## What the task asks
Reproduce without change the lines in the material below that run from the one with "Give me a plain-text" to the end, and nothing more.

## Supplied data

--- --- ---

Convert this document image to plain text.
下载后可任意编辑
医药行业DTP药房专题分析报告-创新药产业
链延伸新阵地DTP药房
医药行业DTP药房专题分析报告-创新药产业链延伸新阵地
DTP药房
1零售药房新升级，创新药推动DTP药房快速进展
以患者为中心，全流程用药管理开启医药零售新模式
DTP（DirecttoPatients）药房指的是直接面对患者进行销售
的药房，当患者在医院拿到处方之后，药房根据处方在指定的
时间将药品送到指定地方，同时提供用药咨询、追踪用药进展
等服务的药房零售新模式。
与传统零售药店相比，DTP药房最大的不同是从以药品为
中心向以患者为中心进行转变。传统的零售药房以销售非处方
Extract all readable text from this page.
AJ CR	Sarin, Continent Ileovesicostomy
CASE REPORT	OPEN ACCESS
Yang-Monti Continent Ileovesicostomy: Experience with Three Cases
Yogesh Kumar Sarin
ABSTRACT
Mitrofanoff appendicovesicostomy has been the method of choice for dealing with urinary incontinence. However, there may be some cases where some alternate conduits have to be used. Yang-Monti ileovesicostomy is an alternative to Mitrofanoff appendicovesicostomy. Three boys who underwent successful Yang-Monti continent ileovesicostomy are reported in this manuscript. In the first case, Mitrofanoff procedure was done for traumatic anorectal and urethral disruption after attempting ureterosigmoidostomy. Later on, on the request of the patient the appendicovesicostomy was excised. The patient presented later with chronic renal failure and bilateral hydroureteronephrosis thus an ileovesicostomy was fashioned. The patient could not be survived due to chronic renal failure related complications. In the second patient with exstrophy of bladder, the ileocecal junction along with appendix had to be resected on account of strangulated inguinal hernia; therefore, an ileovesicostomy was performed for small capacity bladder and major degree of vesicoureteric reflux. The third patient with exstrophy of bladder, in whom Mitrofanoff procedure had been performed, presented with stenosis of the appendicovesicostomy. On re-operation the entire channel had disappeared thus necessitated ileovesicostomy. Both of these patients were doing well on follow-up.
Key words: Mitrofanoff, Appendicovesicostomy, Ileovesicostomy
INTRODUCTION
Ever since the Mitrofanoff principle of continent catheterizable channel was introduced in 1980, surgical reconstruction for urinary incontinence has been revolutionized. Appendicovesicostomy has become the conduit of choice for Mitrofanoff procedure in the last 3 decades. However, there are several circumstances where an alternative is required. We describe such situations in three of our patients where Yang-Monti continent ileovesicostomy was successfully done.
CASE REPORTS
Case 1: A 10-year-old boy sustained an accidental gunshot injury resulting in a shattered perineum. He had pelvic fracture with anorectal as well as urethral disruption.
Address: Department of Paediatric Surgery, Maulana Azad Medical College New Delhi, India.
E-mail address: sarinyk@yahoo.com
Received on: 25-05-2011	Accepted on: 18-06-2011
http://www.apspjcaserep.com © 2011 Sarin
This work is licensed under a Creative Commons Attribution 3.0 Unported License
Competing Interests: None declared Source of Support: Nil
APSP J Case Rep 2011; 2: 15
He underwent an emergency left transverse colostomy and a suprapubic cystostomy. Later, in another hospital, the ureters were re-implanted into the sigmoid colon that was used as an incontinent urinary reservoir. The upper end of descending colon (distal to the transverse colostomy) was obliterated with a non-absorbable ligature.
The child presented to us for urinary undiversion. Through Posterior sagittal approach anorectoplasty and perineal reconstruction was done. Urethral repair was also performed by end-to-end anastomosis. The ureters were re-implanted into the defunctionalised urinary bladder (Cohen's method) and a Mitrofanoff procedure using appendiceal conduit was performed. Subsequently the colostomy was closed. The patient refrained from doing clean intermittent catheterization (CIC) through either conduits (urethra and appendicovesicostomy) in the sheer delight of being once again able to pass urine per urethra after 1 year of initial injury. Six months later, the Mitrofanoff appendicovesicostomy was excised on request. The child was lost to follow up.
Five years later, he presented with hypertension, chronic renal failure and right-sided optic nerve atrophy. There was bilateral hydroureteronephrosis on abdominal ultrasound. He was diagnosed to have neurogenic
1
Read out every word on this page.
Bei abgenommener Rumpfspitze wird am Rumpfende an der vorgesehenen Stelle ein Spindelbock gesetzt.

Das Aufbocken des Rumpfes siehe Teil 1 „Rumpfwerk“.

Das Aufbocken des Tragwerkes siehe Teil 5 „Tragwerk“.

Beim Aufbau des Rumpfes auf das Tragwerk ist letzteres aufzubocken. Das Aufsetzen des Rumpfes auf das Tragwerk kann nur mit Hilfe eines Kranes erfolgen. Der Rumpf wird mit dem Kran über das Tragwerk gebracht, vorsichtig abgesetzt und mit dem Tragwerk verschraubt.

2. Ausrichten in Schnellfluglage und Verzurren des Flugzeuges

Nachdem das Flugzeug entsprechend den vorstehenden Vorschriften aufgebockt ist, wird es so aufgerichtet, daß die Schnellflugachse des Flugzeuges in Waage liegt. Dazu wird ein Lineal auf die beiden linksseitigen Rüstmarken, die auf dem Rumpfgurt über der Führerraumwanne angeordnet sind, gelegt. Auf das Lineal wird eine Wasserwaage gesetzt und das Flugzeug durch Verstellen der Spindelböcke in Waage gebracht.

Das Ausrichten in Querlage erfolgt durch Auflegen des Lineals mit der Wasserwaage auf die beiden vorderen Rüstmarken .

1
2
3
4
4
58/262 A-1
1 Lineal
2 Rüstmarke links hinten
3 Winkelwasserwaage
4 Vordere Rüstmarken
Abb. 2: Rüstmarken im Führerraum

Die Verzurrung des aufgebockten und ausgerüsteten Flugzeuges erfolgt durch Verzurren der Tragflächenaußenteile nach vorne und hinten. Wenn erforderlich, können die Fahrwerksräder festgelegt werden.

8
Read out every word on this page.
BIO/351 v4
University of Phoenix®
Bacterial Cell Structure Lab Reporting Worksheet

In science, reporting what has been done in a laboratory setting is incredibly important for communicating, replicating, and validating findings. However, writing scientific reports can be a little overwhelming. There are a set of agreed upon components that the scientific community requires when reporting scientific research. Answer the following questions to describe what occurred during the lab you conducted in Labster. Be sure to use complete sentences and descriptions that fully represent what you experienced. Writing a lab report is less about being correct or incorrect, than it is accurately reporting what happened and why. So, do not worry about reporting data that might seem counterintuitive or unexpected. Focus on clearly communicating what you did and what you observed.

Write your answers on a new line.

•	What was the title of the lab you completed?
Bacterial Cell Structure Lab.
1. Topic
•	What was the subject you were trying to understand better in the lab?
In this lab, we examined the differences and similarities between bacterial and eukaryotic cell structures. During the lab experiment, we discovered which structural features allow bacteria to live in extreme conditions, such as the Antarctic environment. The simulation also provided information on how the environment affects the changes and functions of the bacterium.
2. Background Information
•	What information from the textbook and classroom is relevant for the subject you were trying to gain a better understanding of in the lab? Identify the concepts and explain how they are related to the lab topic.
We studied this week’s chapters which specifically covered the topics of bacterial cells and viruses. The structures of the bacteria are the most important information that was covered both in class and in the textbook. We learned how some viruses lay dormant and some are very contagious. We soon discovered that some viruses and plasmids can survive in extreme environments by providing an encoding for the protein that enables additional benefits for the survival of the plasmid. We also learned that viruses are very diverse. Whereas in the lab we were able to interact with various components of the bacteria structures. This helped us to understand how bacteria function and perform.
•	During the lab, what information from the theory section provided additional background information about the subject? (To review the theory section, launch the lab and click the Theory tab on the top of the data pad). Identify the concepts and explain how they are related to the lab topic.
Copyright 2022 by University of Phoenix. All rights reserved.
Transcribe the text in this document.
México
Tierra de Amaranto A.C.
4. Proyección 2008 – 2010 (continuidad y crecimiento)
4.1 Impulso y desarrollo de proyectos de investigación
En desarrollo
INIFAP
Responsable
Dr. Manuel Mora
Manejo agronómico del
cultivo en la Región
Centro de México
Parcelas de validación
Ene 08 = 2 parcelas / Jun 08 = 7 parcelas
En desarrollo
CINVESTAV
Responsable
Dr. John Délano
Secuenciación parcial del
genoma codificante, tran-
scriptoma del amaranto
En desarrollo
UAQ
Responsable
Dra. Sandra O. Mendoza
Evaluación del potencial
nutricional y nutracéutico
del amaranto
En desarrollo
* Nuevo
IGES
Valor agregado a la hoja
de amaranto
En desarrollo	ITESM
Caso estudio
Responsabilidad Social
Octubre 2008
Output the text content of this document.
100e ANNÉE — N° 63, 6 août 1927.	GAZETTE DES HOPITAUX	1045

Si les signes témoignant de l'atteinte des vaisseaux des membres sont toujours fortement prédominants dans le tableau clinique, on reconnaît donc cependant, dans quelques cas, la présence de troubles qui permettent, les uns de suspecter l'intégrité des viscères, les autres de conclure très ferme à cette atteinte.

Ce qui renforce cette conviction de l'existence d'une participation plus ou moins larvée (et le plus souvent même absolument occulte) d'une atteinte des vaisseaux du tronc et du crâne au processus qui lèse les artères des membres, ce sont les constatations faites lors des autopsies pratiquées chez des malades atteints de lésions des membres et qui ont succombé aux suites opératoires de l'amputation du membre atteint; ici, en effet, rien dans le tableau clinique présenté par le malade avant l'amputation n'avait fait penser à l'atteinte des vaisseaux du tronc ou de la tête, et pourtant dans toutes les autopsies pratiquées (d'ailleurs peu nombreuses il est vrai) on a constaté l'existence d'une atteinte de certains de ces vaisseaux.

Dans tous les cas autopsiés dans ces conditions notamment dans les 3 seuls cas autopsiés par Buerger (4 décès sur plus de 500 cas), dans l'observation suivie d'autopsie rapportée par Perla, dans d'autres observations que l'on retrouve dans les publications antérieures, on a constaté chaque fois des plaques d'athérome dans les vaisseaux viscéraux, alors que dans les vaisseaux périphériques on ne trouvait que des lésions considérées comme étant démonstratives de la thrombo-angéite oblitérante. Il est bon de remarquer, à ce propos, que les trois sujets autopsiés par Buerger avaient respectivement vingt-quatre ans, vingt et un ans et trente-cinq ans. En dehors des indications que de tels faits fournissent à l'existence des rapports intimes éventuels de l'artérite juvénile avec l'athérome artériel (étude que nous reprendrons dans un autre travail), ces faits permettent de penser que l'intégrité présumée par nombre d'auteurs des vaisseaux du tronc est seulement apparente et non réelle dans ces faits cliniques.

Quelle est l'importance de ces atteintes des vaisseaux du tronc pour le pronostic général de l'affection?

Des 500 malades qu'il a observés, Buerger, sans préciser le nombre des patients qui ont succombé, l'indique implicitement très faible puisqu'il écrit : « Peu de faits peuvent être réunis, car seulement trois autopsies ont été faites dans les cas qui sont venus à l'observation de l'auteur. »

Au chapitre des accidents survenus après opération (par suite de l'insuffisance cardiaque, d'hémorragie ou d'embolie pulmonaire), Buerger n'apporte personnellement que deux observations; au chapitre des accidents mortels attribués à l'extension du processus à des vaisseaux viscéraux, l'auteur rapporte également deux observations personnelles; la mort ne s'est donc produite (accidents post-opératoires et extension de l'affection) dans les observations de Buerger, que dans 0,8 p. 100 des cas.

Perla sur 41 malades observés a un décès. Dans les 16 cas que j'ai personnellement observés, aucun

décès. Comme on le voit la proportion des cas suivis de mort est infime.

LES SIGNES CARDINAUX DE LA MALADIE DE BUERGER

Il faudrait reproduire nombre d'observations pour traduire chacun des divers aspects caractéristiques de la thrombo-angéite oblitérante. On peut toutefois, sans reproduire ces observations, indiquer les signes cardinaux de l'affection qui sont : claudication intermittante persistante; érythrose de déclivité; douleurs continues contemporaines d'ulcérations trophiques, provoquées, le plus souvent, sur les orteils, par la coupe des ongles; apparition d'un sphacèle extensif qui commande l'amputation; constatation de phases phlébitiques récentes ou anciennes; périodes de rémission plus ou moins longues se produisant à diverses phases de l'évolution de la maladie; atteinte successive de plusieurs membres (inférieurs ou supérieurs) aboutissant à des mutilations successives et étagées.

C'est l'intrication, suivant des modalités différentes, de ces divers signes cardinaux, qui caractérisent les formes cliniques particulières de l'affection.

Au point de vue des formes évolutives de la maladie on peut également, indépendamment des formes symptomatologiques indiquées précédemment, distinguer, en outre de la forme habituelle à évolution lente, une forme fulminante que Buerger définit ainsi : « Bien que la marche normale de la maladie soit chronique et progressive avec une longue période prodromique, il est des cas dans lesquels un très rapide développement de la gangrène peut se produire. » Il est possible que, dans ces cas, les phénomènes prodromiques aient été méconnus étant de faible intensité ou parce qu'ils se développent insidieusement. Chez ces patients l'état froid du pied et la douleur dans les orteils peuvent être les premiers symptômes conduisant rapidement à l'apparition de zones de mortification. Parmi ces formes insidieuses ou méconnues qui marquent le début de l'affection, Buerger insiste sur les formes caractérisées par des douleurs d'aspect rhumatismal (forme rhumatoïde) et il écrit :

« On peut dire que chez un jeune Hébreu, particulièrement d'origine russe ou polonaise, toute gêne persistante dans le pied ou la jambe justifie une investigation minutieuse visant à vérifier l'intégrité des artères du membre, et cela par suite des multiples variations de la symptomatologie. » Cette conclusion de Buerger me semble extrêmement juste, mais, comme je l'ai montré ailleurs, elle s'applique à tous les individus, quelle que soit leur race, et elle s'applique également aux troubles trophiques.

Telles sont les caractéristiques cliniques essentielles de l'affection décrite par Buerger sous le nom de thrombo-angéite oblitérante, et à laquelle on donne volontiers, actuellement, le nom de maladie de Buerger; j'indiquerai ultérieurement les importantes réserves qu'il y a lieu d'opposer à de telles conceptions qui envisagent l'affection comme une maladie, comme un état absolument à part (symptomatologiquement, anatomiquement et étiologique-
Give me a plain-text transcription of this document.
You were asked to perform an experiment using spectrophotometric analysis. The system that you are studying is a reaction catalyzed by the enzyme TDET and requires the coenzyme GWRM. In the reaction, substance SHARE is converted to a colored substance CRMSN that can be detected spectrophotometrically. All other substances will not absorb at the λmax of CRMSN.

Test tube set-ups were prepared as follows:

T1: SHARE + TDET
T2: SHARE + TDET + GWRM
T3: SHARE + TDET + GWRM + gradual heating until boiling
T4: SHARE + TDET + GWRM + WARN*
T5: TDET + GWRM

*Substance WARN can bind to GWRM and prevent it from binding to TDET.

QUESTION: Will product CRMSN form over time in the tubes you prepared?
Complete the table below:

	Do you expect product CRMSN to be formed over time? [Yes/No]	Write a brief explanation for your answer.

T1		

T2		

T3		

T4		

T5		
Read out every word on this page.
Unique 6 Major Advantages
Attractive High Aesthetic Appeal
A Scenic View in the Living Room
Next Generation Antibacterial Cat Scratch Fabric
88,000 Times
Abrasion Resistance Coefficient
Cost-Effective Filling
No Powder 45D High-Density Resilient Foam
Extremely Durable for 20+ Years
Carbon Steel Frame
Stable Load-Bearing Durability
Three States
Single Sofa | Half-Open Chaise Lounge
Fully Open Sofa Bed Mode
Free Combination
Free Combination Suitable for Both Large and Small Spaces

--- --- ---

## Expected answer
Give me a plain-text transcription of this document.
You were asked to perform an experiment using spectrophotometric analysis. The system that you are studying is a reaction catalyzed by the enzyme TDET and requires the coenzyme GWRM. In the reaction, substance SHARE is converted to a colored substance CRMSN that can be detected spectrophotometrically. All other substances will not absorb at the λmax of CRMSN.

Test tube set-ups were prepared as follows:

T1: SHARE + TDET
T2: SHARE + TDET + GWRM
T3: SHARE + TDET + GWRM + gradual heating until boiling
T4: SHARE + TDET + GWRM + WARN*
T5: TDET + GWRM

*Substance WARN can bind to GWRM and prevent it from binding to TDET.

QUESTION: Will product CRMSN form over time in the tubes you prepared?
Complete the table below:

	Do you expect product CRMSN to be formed over time? [Yes/No]	Write a brief explanation for your answer.

T1		

T2		

T3		

T4		

T5		
Read out every word on this page.
Unique 6 Major Advantages
Attractive High Aesthetic Appeal
A Scenic View in the Living Room
Next Generation Antibacterial Cat Scratch Fabric
88,000 Times
Abrasion Resistance Coefficient
Cost-Effective Filling
No Powder 45D High-Density Resilient Foam
Extremely Durable for 20+ Years
Carbon Steel Frame
Stable Load-Bearing Durability
Three States
Single Sofa | Half-Open Chaise Lounge
Fully Open Sofa Bed Mode
Free Combination
Free Combination Suitable for Both Large and Small Spaces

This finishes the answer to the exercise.